# Goal:
Look through the data and write out every line with the word "name" in it.

+===+

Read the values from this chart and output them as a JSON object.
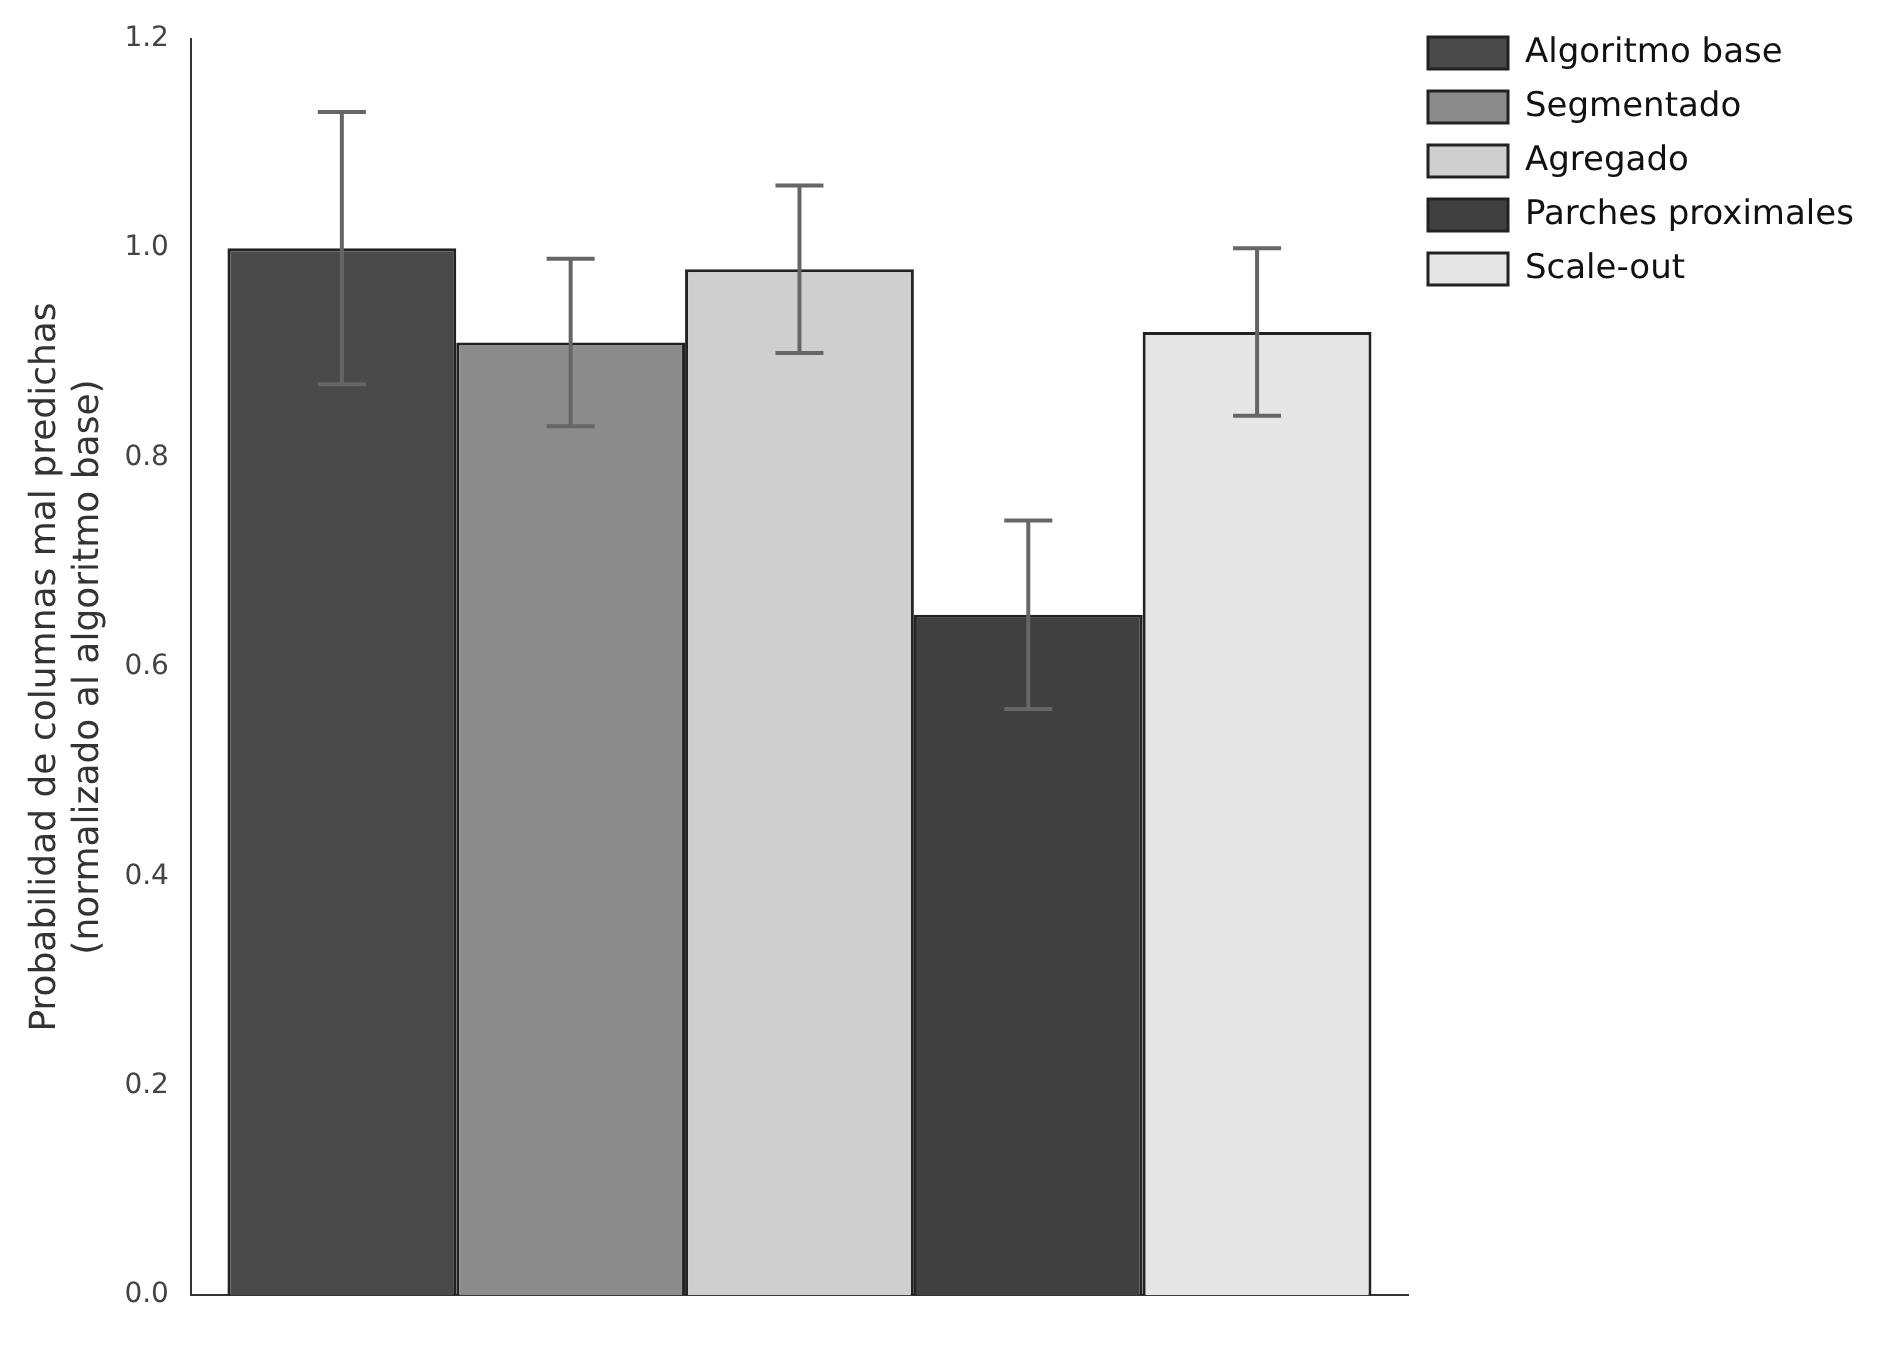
{
  "chart_data": {
    "type": "bar",
    "ylabel": "Probabilidad de columnas mal predichas\n(normalizado al algoritmo base)",
    "categories": [
      null
    ],
    "series": [
      {
        "name": "Algoritmo base",
        "color": "#4a4a4a",
        "values": [
          1.0
        ],
        "errors": [
          0.13
        ]
      },
      {
        "name": "Segmentado",
        "color": "#8c8c8c",
        "values": [
          0.91
        ],
        "errors": [
          0.08
        ]
      },
      {
        "name": "Agregado",
        "color": "#cfcfcf",
        "values": [
          0.98
        ],
        "errors": [
          0.08
        ]
      },
      {
        "name": "Parches proximales",
        "color": "#404040",
        "values": [
          0.65
        ],
        "errors": [
          0.09
        ]
      },
      {
        "name": "Scale-out",
        "color": "#e6e6e6",
        "values": [
          0.92
        ],
        "errors": [
          0.08
        ]
      }
    ],
    "ylim": [
      0,
      1.2
    ],
    "yticks": [
      {
        "value": 0,
        "label": "0.0"
      },
      {
        "value": 0.2,
        "label": "0.2"
      },
      {
        "value": 0.4,
        "label": "0.4"
      },
      {
        "value": 0.6,
        "label": "0.6"
      },
      {
        "value": 0.8,
        "label": "0.8"
      },
      {
        "value": 1.0,
        "label": "1.0"
      },
      {
        "value": 1.2,
        "label": "1.2"
      }
    ],
    "legend": "top right"
  }
}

+===+

# Solution for this task:
        "name": "Algoritmo base",
        "name": "Segmentado",
        "name": "Agregado",
        "name": "Parches proximales",
        "name": "Scale-out",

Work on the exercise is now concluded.